-- Start of Listing --

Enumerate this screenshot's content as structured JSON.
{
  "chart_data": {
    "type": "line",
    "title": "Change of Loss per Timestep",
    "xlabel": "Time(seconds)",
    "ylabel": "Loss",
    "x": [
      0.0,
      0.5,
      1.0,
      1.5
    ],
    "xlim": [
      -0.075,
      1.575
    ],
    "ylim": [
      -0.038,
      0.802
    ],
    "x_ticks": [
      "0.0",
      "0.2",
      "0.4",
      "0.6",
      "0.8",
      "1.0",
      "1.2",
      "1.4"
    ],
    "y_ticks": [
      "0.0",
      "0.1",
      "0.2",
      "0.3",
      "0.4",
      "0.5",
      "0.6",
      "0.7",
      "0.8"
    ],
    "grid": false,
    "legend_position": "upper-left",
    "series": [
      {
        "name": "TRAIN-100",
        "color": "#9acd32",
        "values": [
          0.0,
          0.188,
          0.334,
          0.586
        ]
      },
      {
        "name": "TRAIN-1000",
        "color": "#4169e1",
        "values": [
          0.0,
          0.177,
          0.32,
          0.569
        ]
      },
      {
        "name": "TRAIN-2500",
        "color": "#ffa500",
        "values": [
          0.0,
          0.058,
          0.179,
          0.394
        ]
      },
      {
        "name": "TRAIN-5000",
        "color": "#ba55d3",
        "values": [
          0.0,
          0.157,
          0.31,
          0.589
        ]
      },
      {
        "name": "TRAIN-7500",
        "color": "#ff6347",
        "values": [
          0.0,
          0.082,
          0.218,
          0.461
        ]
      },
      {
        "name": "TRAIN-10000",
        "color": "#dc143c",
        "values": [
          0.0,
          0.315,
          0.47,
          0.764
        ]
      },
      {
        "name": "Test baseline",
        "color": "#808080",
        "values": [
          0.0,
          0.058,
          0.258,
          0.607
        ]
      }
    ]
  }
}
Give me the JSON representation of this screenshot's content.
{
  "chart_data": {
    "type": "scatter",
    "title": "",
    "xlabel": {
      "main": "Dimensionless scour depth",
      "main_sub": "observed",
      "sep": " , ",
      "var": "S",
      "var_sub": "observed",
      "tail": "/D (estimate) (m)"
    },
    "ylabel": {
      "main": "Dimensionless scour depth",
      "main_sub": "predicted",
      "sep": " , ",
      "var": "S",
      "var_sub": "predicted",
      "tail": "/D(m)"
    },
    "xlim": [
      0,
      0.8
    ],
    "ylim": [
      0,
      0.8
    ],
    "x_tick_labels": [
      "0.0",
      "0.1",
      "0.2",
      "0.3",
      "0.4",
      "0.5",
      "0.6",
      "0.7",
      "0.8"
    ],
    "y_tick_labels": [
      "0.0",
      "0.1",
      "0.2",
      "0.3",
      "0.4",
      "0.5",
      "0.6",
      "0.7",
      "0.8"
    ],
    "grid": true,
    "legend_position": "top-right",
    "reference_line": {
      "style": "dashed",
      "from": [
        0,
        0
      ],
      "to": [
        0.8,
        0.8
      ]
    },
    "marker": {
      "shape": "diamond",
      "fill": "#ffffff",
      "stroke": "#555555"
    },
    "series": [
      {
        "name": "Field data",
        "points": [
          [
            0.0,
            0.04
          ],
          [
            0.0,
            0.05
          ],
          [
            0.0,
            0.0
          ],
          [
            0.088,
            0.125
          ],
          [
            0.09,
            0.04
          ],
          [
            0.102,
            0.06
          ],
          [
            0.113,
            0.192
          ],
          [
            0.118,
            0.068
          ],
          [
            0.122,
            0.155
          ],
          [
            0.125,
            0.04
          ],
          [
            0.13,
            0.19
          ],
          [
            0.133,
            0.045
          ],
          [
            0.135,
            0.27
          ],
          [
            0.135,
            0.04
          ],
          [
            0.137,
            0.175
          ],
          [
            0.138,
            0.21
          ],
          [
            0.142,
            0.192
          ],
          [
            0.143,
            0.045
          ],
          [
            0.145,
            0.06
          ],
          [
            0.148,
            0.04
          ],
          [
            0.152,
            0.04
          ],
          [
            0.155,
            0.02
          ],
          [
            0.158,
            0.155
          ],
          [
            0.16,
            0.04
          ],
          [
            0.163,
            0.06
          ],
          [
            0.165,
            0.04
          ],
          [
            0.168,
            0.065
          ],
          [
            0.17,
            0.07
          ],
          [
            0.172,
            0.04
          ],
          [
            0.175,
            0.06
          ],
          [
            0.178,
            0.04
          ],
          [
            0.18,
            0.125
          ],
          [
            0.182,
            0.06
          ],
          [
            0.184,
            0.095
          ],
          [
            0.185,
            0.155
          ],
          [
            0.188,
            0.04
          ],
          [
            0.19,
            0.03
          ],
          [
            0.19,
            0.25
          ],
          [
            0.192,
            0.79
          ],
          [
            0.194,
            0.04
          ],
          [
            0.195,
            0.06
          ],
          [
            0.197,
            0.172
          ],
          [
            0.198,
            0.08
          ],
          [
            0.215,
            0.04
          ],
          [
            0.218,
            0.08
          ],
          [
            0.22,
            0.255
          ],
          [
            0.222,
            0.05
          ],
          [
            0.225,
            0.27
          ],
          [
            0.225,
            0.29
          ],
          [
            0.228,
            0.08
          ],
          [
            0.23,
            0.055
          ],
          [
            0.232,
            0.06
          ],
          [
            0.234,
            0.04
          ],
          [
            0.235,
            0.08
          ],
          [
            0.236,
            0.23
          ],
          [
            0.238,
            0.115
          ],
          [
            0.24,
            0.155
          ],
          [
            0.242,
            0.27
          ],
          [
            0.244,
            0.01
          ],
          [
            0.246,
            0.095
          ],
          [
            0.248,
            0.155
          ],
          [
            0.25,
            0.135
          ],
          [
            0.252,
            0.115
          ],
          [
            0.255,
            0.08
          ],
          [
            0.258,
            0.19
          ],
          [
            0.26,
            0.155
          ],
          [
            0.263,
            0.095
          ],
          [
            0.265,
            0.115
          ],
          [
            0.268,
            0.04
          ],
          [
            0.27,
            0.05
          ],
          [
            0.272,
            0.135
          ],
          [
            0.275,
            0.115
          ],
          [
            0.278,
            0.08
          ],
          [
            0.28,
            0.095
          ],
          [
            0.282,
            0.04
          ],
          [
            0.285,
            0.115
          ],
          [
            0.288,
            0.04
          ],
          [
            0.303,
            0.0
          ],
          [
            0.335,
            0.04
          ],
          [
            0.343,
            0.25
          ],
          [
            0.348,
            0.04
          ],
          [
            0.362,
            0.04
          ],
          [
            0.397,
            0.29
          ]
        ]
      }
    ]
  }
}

-- End of Listing --

■ Given problem
Extract from the material all lines containing the string "Loss".

■ Task solution
    "title": "Change of Loss per Timestep",
    "ylabel": "Loss",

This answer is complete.